(Recorded data)

======

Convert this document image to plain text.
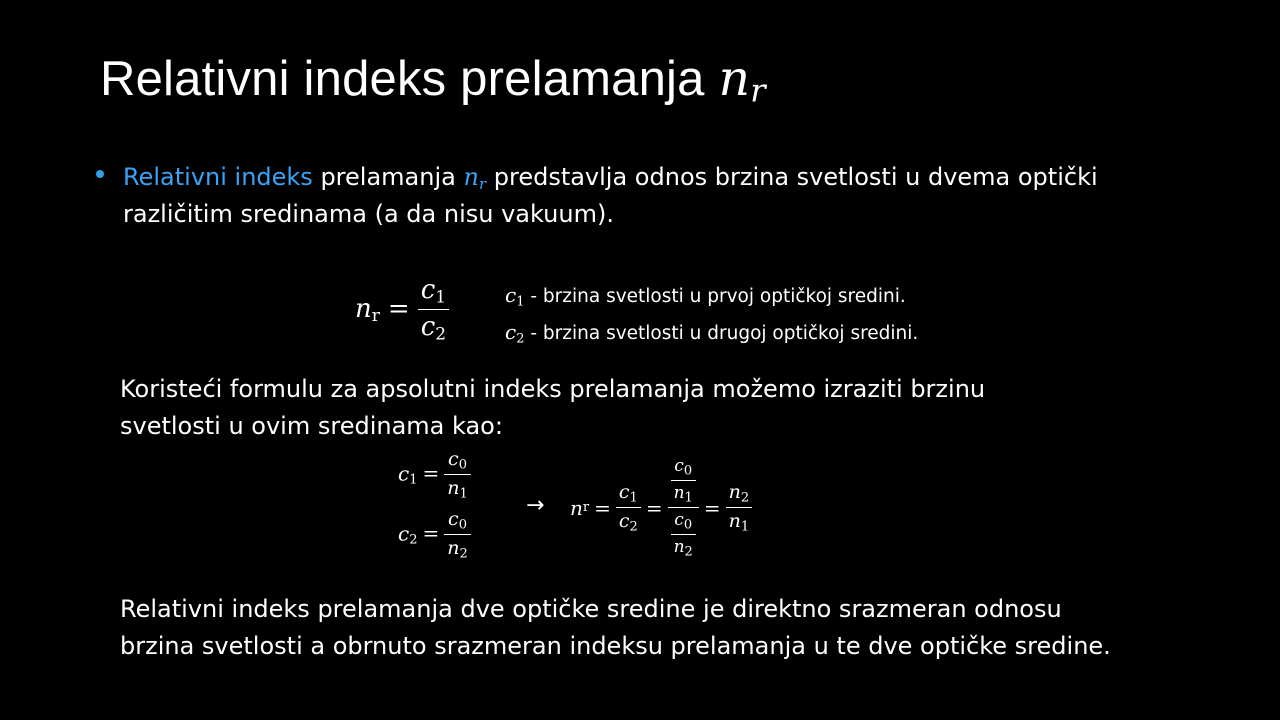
Relativni indeks prelamanja $n_r$
Relativni indeks prelamanja $n_r$ predstavlja odnos brzina svetlosti u dvema optički
različitim sredinama (a da nisu vakuum).
$n_r = \frac{c_1}{c_2}$	$c_1$ - brzina svetlosti u prvoj optičkoj sredini.
$c_2$ - brzina svetlosti u drugoj optičkoj sredini.
Koristeći formulu za apsolutni indeks prelamanja možemo izraziti brzinu
svetlosti u ovim sredinama kao:
$c_1 = \frac{c_0}{n_1}$
$c_2 = \frac{c_0}{n_2}$
→ n $r = \frac{c_1}{c_2} = \frac{\frac{c_0}{n_1}}{\frac{c_0}{n_2}} = \frac{n_2}{n_1}$
Relativni indeks prelamanja dve optičke sredine je direktno srazmeran odnosu
brzina svetlosti a obrnuto srazmeran indeksu prelamanja u te dve optičke sredine.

======

> WHAT TO WORK ON:
Return the material word for word. Pictures are not part of the copy.

> RESULT OF THE TASK:
Convert this document image to plain text.
Relativni indeks prelamanja $n_r$
Relativni indeks prelamanja $n_r$ predstavlja odnos brzina svetlosti u dvema optički
različitim sredinama (a da nisu vakuum).
$n_r = \frac{c_1}{c_2}$	$c_1$ - brzina svetlosti u prvoj optičkoj sredini.
$c_2$ - brzina svetlosti u drugoj optičkoj sredini.
Koristeći formulu za apsolutni indeks prelamanja možemo izraziti brzinu
svetlosti u ovim sredinama kao:
$c_1 = \frac{c_0}{n_1}$
$c_2 = \frac{c_0}{n_2}$
→ n $r = \frac{c_1}{c_2} = \frac{\frac{c_0}{n_1}}{\frac{c_0}{n_2}} = \frac{n_2}{n_1}$
Relativni indeks prelamanja dve optičke sredine je direktno srazmeran odnosu
brzina svetlosti a obrnuto srazmeran indeksu prelamanja u te dve optičke sredine.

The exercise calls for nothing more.